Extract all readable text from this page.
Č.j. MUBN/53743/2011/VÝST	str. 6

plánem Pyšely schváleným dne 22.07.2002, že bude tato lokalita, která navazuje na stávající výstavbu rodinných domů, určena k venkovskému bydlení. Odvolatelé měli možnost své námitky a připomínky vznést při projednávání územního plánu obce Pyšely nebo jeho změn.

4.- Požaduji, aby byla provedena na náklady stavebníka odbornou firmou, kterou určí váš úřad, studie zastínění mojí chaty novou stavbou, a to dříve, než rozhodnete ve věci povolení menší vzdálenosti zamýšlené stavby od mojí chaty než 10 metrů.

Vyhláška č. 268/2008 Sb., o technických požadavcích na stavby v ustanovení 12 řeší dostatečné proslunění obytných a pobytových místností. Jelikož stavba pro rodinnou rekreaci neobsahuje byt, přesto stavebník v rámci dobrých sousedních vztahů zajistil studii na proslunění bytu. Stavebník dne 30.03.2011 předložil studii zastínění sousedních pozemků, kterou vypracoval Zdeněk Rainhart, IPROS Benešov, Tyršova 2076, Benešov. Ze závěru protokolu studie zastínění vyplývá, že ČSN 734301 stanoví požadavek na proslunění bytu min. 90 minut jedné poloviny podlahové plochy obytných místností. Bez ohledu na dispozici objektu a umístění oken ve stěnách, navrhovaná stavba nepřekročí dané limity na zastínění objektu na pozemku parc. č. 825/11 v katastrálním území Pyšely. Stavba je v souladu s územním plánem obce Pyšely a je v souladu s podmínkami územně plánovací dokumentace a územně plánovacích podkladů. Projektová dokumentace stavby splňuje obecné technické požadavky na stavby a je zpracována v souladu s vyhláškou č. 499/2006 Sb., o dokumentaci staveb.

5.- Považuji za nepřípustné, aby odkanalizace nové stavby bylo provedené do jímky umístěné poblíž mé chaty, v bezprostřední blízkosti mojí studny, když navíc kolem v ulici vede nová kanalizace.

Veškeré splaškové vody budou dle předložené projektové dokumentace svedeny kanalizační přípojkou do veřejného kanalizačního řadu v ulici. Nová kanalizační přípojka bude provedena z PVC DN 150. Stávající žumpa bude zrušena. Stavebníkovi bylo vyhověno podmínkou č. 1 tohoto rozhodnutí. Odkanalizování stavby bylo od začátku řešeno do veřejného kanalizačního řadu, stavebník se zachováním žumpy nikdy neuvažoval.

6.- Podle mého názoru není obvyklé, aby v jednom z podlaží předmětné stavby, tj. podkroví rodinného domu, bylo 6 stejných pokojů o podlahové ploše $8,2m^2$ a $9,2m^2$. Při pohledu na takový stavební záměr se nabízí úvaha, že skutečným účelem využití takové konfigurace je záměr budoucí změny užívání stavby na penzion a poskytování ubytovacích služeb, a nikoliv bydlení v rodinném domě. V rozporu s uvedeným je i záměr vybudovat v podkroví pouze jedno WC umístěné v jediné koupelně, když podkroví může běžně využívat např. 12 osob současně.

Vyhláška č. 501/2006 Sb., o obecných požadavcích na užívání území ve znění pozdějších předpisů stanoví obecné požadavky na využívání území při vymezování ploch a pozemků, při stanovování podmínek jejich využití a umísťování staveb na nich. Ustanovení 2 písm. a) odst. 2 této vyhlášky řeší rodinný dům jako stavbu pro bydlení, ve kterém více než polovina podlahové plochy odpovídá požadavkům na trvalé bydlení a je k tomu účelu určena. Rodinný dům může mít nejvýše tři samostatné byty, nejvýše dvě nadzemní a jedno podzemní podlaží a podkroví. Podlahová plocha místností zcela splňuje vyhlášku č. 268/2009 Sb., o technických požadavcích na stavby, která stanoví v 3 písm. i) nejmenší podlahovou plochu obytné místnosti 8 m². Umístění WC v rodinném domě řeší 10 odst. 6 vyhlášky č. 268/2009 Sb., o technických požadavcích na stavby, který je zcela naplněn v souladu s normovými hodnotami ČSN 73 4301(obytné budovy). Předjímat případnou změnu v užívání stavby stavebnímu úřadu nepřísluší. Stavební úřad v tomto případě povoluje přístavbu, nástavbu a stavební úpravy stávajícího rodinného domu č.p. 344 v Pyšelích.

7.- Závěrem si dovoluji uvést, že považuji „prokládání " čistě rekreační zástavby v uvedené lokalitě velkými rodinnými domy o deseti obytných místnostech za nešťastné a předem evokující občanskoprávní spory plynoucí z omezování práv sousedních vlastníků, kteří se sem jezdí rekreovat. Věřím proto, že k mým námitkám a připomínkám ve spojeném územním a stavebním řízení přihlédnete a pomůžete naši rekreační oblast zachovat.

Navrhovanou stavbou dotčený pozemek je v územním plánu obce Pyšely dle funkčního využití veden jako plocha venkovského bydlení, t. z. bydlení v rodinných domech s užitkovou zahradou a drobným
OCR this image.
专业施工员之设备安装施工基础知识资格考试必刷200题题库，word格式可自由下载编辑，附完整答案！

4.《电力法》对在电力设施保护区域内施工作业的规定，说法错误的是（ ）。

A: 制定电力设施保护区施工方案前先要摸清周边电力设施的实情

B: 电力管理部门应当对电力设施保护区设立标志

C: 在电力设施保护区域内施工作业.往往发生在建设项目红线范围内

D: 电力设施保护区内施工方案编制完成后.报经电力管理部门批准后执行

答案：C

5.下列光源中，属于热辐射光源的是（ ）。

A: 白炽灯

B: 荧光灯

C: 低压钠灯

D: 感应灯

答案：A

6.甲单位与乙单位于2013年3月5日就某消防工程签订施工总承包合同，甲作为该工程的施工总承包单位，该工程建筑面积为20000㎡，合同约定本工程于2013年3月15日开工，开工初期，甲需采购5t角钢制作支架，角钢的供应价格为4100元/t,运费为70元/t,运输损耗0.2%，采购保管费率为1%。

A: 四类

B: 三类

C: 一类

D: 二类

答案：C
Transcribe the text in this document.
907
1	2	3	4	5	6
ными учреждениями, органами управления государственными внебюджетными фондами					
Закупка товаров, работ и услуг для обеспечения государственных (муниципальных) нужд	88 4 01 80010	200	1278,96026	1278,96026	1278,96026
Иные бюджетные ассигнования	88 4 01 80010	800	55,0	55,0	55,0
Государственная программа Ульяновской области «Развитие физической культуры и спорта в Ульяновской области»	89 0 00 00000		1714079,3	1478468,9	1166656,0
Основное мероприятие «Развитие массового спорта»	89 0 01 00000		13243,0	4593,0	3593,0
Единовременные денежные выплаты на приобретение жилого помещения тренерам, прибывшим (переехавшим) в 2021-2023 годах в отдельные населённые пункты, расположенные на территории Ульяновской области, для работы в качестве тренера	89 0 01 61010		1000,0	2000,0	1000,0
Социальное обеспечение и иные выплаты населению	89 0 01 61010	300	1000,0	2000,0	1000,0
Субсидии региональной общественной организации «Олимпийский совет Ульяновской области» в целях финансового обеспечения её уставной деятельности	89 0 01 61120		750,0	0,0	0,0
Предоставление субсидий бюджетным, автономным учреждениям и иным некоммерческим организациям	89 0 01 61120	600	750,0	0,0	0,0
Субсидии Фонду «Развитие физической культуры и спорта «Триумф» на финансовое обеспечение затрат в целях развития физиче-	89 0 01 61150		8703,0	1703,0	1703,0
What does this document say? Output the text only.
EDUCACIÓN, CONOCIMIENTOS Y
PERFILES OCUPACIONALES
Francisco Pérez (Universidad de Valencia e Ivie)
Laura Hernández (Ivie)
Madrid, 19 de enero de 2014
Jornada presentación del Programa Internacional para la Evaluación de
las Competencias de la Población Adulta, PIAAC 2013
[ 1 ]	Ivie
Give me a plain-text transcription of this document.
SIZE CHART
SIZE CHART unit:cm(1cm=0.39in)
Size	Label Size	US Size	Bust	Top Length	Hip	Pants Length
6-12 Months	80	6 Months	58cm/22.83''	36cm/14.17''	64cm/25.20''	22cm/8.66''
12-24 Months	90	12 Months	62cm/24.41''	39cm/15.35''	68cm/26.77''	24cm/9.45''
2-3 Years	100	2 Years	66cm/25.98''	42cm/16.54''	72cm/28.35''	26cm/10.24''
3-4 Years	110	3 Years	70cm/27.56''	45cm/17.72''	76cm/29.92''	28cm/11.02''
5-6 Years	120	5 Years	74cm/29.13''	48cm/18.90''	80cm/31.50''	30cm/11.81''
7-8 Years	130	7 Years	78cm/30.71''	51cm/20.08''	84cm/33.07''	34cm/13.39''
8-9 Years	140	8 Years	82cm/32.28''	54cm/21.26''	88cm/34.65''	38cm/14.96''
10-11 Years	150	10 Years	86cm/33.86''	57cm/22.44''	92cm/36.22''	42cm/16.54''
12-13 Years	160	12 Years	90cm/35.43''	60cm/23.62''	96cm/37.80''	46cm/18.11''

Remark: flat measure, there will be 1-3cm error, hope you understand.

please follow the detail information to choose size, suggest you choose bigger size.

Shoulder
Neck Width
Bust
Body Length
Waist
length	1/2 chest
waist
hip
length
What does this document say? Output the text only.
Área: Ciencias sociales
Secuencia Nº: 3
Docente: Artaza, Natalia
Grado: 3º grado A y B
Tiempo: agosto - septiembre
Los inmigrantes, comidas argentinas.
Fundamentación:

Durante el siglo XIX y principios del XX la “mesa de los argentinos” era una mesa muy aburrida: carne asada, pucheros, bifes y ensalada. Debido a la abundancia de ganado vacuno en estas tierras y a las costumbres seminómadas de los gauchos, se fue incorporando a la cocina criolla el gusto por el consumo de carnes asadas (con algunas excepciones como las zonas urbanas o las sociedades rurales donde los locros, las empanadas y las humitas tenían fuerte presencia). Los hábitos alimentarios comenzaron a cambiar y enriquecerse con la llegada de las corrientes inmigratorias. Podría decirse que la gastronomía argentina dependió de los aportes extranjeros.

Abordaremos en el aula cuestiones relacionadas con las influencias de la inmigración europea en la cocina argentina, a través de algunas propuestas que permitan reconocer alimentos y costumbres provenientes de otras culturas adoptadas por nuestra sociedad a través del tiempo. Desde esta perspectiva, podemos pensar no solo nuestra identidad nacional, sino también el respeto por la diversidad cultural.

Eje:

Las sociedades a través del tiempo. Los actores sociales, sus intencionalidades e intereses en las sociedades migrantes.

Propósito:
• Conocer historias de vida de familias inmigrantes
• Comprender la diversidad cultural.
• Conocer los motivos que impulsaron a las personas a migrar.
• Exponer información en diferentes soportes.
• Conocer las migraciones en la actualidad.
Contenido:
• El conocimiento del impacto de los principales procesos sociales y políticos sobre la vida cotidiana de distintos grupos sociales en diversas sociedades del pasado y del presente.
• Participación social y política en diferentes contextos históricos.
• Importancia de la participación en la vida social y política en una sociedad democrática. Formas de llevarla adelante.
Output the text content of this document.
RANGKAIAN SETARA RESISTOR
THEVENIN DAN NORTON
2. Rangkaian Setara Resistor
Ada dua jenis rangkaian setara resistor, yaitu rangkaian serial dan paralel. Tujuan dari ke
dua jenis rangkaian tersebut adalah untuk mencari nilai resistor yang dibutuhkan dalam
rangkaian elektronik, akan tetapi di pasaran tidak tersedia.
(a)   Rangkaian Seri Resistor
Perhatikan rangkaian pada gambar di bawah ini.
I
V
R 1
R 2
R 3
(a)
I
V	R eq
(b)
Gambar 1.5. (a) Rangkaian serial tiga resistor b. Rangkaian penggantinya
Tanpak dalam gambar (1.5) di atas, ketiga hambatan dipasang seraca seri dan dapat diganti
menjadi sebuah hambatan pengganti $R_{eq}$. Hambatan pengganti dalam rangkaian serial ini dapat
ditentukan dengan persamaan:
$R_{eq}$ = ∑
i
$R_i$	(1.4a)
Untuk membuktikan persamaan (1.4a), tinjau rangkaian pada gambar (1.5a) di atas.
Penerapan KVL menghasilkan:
#####
GIVEN REQUEST: In the records above, locate the lines holding the word "dapat". Copy each of them.

RESPONSE:
Tanpak dalam gambar (1.5) di atas, ketiga hambatan dipasang seraca seri dan dapat diganti
menjadi sebuah hambatan pengganti $R_{eq}$. Hambatan pengganti dalam rangkaian serial ini dapat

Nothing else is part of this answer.